- **Supplied data**:
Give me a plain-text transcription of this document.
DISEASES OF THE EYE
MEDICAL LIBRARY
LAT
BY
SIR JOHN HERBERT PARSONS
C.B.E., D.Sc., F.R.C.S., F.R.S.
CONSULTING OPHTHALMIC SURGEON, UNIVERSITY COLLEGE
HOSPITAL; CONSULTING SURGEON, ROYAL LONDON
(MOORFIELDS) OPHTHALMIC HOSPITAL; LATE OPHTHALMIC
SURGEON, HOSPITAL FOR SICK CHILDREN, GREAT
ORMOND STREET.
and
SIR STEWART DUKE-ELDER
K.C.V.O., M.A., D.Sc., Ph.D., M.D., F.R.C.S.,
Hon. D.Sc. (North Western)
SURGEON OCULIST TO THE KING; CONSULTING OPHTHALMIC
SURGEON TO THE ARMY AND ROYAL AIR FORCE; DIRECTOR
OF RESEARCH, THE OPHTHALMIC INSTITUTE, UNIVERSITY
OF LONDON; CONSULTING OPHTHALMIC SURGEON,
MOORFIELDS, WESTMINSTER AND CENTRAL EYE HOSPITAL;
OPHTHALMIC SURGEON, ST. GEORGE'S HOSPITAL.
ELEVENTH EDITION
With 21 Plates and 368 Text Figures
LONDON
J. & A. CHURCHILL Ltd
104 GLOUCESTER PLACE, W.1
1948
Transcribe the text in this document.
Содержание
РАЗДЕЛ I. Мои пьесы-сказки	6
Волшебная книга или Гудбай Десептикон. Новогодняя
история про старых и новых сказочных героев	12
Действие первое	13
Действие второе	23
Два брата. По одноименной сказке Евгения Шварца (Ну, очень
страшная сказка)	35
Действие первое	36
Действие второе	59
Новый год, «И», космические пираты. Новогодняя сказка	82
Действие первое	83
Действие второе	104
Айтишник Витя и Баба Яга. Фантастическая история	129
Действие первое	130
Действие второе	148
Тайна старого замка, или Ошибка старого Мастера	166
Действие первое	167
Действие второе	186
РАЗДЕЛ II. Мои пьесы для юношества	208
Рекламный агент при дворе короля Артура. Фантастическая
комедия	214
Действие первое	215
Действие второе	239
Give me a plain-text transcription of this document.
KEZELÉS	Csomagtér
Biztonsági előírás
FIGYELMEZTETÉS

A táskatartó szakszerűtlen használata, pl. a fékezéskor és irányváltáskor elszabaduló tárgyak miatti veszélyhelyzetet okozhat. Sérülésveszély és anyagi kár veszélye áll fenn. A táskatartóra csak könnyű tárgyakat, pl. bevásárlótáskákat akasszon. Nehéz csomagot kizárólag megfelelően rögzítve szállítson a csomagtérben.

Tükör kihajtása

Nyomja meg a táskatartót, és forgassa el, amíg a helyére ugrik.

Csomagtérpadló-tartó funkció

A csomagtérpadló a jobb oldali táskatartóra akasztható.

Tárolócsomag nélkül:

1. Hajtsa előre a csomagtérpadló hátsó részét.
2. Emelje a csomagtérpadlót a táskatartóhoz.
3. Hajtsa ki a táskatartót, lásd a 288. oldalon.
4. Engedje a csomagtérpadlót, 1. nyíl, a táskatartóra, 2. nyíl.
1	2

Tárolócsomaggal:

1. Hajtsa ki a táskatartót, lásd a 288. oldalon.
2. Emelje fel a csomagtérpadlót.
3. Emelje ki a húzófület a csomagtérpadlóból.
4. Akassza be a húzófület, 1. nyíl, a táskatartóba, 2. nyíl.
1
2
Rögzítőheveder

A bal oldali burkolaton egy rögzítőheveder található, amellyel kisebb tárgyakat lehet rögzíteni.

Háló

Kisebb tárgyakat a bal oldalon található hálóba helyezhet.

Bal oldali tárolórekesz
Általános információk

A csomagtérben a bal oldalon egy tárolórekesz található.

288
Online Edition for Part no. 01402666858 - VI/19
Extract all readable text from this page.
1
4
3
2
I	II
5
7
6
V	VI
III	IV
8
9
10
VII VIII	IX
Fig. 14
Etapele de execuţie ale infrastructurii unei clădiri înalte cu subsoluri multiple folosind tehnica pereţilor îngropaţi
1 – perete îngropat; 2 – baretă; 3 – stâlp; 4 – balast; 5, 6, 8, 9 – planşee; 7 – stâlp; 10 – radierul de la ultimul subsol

- **Required work**: Copy all the lines, exactly.

- **Solved problem**:
Give me a plain-text transcription of this document.
DISEASES OF THE EYE
MEDICAL LIBRARY
LAT
BY
SIR JOHN HERBERT PARSONS
C.B.E., D.Sc., F.R.C.S., F.R.S.
CONSULTING OPHTHALMIC SURGEON, UNIVERSITY COLLEGE
HOSPITAL; CONSULTING SURGEON, ROYAL LONDON
(MOORFIELDS) OPHTHALMIC HOSPITAL; LATE OPHTHALMIC
SURGEON, HOSPITAL FOR SICK CHILDREN, GREAT
ORMOND STREET.
and
SIR STEWART DUKE-ELDER
K.C.V.O., M.A., D.Sc., Ph.D., M.D., F.R.C.S.,
Hon. D.Sc. (North Western)
SURGEON OCULIST TO THE KING; CONSULTING OPHTHALMIC
SURGEON TO THE ARMY AND ROYAL AIR FORCE; DIRECTOR
OF RESEARCH, THE OPHTHALMIC INSTITUTE, UNIVERSITY
OF LONDON; CONSULTING OPHTHALMIC SURGEON,
MOORFIELDS, WESTMINSTER AND CENTRAL EYE HOSPITAL;
OPHTHALMIC SURGEON, ST. GEORGE'S HOSPITAL.
ELEVENTH EDITION
With 21 Plates and 368 Text Figures
LONDON
J. & A. CHURCHILL Ltd
104 GLOUCESTER PLACE, W.1
1948
Transcribe the text in this document.
Содержание
РАЗДЕЛ I. Мои пьесы-сказки	6
Волшебная книга или Гудбай Десептикон. Новогодняя
история про старых и новых сказочных героев	12
Действие первое	13
Действие второе	23
Два брата. По одноименной сказке Евгения Шварца (Ну, очень
страшная сказка)	35
Действие первое	36
Действие второе	59
Новый год, «И», космические пираты. Новогодняя сказка	82
Действие первое	83
Действие второе	104
Айтишник Витя и Баба Яга. Фантастическая история	129
Действие первое	130
Действие второе	148
Тайна старого замка, или Ошибка старого Мастера	166
Действие первое	167
Действие второе	186
РАЗДЕЛ II. Мои пьесы для юношества	208
Рекламный агент при дворе короля Артура. Фантастическая
комедия	214
Действие первое	215
Действие второе	239
Give me a plain-text transcription of this document.
KEZELÉS	Csomagtér
Biztonsági előírás
FIGYELMEZTETÉS

A táskatartó szakszerűtlen használata, pl. a fékezéskor és irányváltáskor elszabaduló tárgyak miatti veszélyhelyzetet okozhat. Sérülésveszély és anyagi kár veszélye áll fenn. A táskatartóra csak könnyű tárgyakat, pl. bevásárlótáskákat akasszon. Nehéz csomagot kizárólag megfelelően rögzítve szállítson a csomagtérben.

Tükör kihajtása

Nyomja meg a táskatartót, és forgassa el, amíg a helyére ugrik.

Csomagtérpadló-tartó funkció

A csomagtérpadló a jobb oldali táskatartóra akasztható.

Tárolócsomag nélkül:

1. Hajtsa előre a csomagtérpadló hátsó részét.
2. Emelje a csomagtérpadlót a táskatartóhoz.
3. Hajtsa ki a táskatartót, lásd a 288. oldalon.
4. Engedje a csomagtérpadlót, 1. nyíl, a táskatartóra, 2. nyíl.
1	2

Tárolócsomaggal:

1. Hajtsa ki a táskatartót, lásd a 288. oldalon.
2. Emelje fel a csomagtérpadlót.
3. Emelje ki a húzófület a csomagtérpadlóból.
4. Akassza be a húzófület, 1. nyíl, a táskatartóba, 2. nyíl.
1
2
Rögzítőheveder

A bal oldali burkolaton egy rögzítőheveder található, amellyel kisebb tárgyakat lehet rögzíteni.

Háló

Kisebb tárgyakat a bal oldalon található hálóba helyezhet.

Bal oldali tárolórekesz
Általános információk

A csomagtérben a bal oldalon egy tárolórekesz található.

288
Online Edition for Part no. 01402666858 - VI/19
Extract all readable text from this page.
1
4
3
2
I	II
5
7
6
V	VI
III	IV
8
9
10
VII VIII	IX
Fig. 14
Etapele de execuţie ale infrastructurii unei clădiri înalte cu subsoluri multiple folosind tehnica pereţilor îngropaţi
1 – perete îngropat; 2 – baretă; 3 – stâlp; 4 – balast; 5, 6, 8, 9 – planşee; 7 – stâlp; 10 – radierul de la ultimul subsol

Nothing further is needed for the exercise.